Exercise
Copy the data. Keep every character as given.

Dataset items
Segment Open
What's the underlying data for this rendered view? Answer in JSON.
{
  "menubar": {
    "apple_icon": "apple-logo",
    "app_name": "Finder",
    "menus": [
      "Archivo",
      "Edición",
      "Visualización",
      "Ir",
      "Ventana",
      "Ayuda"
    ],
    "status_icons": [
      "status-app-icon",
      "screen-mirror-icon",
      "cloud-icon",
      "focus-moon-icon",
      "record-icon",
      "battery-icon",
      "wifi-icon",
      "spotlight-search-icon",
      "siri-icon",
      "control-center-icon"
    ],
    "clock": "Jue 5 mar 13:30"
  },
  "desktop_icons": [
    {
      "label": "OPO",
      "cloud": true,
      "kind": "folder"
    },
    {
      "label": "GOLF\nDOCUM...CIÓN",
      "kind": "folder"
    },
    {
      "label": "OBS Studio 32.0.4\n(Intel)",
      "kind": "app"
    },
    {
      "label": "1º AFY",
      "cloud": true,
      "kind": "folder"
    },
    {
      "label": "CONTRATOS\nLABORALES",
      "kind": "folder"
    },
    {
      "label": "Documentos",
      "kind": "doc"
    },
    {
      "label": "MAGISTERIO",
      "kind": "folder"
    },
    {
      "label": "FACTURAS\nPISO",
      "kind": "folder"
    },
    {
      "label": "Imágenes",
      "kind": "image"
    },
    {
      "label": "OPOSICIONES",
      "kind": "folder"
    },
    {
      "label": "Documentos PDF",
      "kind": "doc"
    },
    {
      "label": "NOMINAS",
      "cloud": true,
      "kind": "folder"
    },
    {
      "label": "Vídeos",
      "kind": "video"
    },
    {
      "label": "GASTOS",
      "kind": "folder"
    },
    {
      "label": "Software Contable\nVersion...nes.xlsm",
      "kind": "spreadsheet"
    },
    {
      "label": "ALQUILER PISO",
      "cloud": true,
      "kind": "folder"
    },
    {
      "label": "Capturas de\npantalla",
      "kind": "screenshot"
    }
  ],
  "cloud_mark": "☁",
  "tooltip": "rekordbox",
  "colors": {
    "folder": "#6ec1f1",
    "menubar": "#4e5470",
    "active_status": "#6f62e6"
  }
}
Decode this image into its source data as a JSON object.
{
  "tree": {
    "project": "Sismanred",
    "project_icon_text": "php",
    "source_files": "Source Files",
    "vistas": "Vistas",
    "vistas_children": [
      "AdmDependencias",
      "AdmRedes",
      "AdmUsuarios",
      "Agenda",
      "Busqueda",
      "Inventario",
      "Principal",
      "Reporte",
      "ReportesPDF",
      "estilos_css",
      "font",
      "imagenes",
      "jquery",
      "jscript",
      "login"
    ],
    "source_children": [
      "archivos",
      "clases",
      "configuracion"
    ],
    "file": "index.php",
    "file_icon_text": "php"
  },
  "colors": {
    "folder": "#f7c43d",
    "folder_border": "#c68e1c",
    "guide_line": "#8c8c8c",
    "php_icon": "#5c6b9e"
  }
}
Segment Closed
Solution for this problem
What's the underlying data for this rendered view? Answer in JSON.
{
  "menubar": {
    "apple_icon": "apple-logo",
    "app_name": "Finder",
    "menus": [
      "Archivo",
      "Edición",
      "Visualización",
      "Ir",
      "Ventana",
      "Ayuda"
    ],
    "status_icons": [
      "status-app-icon",
      "screen-mirror-icon",
      "cloud-icon",
      "focus-moon-icon",
      "record-icon",
      "battery-icon",
      "wifi-icon",
      "spotlight-search-icon",
      "siri-icon",
      "control-center-icon"
    ],
    "clock": "Jue 5 mar 13:30"
  },
  "desktop_icons": [
    {
      "label": "OPO",
      "cloud": true,
      "kind": "folder"
    },
    {
      "label": "GOLF\nDOCUM...CIÓN",
      "kind": "folder"
    },
    {
      "label": "OBS Studio 32.0.4\n(Intel)",
      "kind": "app"
    },
    {
      "label": "1º AFY",
      "cloud": true,
      "kind": "folder"
    },
    {
      "label": "CONTRATOS\nLABORALES",
      "kind": "folder"
    },
    {
      "label": "Documentos",
      "kind": "doc"
    },
    {
      "label": "MAGISTERIO",
      "kind": "folder"
    },
    {
      "label": "FACTURAS\nPISO",
      "kind": "folder"
    },
    {
      "label": "Imágenes",
      "kind": "image"
    },
    {
      "label": "OPOSICIONES",
      "kind": "folder"
    },
    {
      "label": "Documentos PDF",
      "kind": "doc"
    },
    {
      "label": "NOMINAS",
      "cloud": true,
      "kind": "folder"
    },
    {
      "label": "Vídeos",
      "kind": "video"
    },
    {
      "label": "GASTOS",
      "kind": "folder"
    },
    {
      "label": "Software Contable\nVersion...nes.xlsm",
      "kind": "spreadsheet"
    },
    {
      "label": "ALQUILER PISO",
      "cloud": true,
      "kind": "folder"
    },
    {
      "label": "Capturas de\npantalla",
      "kind": "screenshot"
    }
  ],
  "cloud_mark": "☁",
  "tooltip": "rekordbox",
  "colors": {
    "folder": "#6ec1f1",
    "menubar": "#4e5470",
    "active_status": "#6f62e6"
  }
}
Decode this image into its source data as a JSON object.
{
  "tree": {
    "project": "Sismanred",
    "project_icon_text": "php",
    "source_files": "Source Files",
    "vistas": "Vistas",
    "vistas_children": [
      "AdmDependencias",
      "AdmRedes",
      "AdmUsuarios",
      "Agenda",
      "Busqueda",
      "Inventario",
      "Principal",
      "Reporte",
      "ReportesPDF",
      "estilos_css",
      "font",
      "imagenes",
      "jquery",
      "jscript",
      "login"
    ],
    "source_children": [
      "archivos",
      "clases",
      "configuracion"
    ],
    "file": "index.php",
    "file_icon_text": "php"
  },
  "colors": {
    "folder": "#f7c43d",
    "folder_border": "#c68e1c",
    "guide_line": "#8c8c8c",
    "php_icon": "#5c6b9e"
  }
}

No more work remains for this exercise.